## Work instructions
Copy out all lines that hold "this".

Start Data rows

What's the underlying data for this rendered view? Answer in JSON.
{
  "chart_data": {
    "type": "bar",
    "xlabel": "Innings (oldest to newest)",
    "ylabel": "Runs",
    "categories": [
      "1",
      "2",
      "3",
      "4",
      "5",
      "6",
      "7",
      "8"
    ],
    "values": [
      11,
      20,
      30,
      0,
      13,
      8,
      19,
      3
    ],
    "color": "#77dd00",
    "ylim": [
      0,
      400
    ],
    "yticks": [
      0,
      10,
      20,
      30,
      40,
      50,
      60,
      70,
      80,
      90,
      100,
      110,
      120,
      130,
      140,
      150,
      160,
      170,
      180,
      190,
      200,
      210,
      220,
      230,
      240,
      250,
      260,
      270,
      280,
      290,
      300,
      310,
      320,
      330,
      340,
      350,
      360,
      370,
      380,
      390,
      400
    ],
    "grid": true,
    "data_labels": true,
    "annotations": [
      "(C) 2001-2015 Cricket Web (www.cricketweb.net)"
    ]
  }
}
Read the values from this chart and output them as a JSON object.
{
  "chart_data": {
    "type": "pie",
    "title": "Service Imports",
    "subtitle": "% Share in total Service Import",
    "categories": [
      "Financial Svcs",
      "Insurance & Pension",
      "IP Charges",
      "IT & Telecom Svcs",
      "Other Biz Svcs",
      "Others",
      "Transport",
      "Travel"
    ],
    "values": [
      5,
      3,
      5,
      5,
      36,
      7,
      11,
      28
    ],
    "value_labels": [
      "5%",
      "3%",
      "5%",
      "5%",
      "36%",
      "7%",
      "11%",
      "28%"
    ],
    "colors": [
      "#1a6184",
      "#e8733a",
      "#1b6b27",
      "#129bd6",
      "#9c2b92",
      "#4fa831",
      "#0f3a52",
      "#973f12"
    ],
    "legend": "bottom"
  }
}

End Data rows

## Result
What's the underlying data for this rendered view? Answer in JSON.
Read the values from this chart and output them as a JSON object.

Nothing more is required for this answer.